§ **Data listing**:
^^^^^^^^^^^^^^^^
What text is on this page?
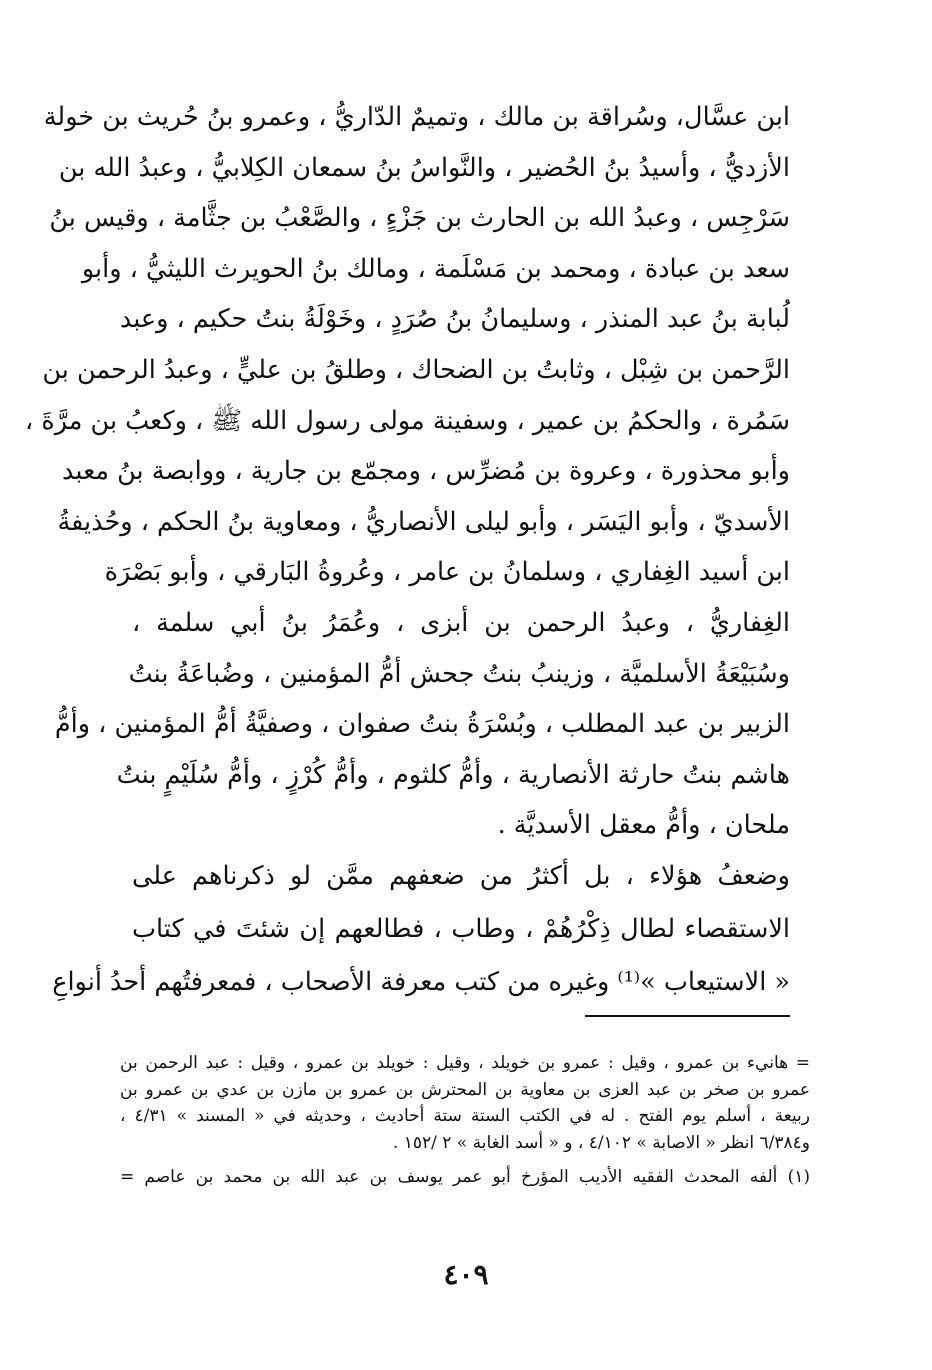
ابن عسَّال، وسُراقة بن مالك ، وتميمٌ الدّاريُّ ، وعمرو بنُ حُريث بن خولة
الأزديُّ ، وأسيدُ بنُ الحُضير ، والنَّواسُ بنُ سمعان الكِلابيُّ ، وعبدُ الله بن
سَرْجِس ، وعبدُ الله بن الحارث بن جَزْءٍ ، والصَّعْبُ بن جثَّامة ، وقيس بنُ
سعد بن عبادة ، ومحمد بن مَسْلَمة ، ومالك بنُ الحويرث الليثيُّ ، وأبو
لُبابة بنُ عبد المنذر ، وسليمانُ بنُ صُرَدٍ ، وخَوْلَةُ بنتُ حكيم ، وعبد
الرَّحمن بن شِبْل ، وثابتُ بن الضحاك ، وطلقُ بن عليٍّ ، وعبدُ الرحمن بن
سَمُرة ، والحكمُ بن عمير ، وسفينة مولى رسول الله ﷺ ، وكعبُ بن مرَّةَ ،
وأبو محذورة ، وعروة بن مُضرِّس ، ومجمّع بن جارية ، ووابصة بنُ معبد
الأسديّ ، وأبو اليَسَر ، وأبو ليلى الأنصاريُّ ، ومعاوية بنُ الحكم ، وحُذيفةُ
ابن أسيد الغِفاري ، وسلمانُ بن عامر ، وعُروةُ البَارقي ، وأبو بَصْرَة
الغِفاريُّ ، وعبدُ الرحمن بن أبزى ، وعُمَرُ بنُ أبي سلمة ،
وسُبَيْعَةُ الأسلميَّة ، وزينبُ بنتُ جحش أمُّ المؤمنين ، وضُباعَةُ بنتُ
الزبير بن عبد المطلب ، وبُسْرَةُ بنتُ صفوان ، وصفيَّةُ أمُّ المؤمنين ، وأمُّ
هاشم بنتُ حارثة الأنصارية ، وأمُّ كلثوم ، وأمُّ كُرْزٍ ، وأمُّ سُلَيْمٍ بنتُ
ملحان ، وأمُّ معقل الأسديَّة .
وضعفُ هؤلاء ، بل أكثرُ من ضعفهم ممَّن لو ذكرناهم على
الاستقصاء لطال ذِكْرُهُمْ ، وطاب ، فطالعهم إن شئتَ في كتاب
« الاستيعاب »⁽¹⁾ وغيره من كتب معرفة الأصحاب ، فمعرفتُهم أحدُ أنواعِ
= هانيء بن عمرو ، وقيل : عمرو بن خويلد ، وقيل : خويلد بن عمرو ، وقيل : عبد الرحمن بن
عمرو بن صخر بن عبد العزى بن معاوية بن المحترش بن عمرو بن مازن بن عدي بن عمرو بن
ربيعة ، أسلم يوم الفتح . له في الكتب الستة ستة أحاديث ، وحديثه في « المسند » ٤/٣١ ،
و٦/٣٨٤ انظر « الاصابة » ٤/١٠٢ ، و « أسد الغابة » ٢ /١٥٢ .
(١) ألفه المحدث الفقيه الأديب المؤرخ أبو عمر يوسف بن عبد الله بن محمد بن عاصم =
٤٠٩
^^^^^^^^^^^^^^^^
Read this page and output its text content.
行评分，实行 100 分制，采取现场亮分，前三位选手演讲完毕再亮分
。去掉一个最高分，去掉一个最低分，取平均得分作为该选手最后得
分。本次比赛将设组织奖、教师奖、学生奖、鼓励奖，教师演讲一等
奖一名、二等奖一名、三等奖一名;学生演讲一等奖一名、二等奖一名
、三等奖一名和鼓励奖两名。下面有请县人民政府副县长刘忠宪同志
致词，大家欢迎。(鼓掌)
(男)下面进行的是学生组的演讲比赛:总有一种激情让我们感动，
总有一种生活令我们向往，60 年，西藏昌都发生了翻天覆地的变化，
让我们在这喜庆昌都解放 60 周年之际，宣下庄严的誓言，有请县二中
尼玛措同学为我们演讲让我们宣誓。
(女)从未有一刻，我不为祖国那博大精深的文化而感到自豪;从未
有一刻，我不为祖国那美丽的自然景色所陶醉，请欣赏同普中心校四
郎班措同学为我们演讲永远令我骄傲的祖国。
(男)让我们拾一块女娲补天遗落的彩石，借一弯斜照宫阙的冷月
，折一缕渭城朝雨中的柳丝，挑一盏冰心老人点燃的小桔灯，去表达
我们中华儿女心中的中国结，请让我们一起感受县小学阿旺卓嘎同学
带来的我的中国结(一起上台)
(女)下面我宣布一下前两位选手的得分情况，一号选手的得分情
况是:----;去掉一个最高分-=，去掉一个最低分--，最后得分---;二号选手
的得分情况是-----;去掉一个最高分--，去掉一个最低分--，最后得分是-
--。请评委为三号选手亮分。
^^^^^^^^^^^^^^^^
§ **Short exercise**: Return every line from the records above that holds the word "page".

§ **Answer to the exercise**:
What text is on this page?
Read this page and output its text content.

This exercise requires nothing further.